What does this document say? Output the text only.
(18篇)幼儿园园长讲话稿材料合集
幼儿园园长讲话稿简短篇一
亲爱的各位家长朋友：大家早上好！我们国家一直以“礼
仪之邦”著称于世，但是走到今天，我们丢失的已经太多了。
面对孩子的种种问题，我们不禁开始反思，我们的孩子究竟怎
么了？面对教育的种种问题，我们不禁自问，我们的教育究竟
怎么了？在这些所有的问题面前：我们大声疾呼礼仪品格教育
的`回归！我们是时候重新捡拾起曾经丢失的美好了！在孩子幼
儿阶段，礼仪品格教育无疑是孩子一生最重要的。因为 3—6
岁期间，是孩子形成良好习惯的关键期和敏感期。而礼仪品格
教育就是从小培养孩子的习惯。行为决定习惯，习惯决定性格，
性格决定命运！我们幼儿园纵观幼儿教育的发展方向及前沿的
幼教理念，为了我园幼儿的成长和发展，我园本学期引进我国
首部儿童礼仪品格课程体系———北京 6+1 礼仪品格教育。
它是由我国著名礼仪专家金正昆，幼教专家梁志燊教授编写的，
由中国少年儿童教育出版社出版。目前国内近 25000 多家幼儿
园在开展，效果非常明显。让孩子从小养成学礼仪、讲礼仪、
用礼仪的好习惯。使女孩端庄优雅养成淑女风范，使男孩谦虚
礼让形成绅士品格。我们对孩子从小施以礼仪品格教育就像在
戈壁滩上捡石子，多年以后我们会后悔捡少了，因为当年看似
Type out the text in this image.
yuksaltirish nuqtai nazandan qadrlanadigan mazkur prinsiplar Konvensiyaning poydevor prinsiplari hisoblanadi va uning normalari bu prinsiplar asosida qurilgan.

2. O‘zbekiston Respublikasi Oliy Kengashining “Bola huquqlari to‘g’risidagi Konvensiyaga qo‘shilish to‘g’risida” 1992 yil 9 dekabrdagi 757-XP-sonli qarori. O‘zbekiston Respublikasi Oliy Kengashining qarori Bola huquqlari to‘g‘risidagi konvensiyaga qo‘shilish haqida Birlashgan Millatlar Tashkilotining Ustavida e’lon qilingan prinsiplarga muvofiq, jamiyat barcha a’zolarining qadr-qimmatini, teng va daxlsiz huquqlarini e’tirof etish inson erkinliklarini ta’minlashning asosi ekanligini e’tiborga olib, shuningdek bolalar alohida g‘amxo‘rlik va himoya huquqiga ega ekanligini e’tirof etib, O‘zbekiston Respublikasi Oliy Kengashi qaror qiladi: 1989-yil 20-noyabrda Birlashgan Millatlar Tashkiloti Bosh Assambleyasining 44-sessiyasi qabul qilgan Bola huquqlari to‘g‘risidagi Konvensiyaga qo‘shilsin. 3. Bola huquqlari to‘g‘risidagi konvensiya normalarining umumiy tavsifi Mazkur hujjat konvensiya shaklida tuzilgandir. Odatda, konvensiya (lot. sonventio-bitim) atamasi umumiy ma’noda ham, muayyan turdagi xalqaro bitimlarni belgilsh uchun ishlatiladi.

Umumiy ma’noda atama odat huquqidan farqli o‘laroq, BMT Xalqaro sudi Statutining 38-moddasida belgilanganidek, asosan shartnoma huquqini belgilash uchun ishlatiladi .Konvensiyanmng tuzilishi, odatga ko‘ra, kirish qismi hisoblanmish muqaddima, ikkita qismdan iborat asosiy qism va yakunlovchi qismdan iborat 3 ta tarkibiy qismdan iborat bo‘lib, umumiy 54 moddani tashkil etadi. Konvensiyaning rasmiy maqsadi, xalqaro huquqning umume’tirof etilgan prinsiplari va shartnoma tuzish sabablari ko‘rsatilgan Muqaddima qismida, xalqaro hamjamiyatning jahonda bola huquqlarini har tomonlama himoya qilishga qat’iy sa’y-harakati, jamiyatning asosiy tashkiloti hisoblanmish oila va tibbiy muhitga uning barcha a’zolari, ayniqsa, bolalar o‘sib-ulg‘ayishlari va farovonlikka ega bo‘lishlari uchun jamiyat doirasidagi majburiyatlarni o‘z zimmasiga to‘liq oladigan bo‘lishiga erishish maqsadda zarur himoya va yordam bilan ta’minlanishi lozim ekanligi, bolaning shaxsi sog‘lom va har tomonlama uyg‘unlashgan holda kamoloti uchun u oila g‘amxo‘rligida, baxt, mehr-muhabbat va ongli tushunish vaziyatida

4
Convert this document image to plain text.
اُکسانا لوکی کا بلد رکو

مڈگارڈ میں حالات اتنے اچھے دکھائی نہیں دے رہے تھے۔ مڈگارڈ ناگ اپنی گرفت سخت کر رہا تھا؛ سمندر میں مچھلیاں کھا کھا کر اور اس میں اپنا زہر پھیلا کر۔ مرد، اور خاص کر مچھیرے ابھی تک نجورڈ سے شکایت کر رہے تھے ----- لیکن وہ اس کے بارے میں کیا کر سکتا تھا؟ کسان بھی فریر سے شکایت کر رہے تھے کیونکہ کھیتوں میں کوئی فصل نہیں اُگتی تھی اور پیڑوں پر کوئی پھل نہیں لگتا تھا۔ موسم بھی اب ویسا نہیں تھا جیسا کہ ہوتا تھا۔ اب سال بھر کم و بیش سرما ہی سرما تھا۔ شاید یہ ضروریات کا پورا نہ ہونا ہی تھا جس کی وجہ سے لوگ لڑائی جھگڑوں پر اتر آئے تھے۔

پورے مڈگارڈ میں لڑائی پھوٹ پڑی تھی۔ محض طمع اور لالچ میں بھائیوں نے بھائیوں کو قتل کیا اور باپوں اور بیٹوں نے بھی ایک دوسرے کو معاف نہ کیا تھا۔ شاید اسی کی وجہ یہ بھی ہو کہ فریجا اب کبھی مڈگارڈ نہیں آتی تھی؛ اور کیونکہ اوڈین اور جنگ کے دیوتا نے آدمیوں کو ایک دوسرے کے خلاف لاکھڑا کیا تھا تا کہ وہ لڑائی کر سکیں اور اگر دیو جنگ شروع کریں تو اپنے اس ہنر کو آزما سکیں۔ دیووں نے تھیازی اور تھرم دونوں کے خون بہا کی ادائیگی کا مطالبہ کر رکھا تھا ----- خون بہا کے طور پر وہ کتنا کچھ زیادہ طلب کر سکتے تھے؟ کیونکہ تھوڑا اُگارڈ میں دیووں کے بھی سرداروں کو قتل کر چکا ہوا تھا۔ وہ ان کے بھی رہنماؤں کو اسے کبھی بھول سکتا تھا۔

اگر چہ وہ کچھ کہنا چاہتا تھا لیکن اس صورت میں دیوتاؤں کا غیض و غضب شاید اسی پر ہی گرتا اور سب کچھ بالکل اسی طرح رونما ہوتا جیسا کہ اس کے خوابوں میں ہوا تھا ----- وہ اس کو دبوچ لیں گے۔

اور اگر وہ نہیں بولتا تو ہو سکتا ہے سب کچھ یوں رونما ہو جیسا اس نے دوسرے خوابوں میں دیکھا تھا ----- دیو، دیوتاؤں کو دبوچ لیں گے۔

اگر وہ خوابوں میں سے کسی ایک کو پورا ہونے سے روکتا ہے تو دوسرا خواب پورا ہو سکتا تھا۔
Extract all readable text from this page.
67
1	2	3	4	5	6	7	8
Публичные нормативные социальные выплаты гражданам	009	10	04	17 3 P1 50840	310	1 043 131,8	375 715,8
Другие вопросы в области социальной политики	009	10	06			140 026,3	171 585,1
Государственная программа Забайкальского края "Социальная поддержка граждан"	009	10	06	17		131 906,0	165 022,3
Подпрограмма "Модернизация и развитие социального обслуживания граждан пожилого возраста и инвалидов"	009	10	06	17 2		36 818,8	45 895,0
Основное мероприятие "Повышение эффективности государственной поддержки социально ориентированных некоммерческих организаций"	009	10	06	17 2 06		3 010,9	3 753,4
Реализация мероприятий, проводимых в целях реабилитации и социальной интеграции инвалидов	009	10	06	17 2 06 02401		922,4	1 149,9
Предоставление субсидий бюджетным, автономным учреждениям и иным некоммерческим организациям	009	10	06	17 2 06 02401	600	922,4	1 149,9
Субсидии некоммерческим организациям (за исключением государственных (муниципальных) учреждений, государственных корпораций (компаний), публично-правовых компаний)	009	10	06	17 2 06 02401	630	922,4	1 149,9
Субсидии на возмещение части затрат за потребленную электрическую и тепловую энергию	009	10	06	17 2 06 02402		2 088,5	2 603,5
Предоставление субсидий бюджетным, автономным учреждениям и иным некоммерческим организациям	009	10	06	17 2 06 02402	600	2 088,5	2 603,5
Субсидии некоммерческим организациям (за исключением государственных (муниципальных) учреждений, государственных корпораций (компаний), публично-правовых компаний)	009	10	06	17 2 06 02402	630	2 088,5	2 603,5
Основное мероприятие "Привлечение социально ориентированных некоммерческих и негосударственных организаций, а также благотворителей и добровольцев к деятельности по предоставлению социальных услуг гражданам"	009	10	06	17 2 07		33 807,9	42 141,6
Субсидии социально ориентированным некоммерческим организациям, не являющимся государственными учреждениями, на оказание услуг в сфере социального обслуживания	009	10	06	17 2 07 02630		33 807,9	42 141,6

● ● ●

On how many lines does the word "Предоставление" appear? Answer with only the number.

2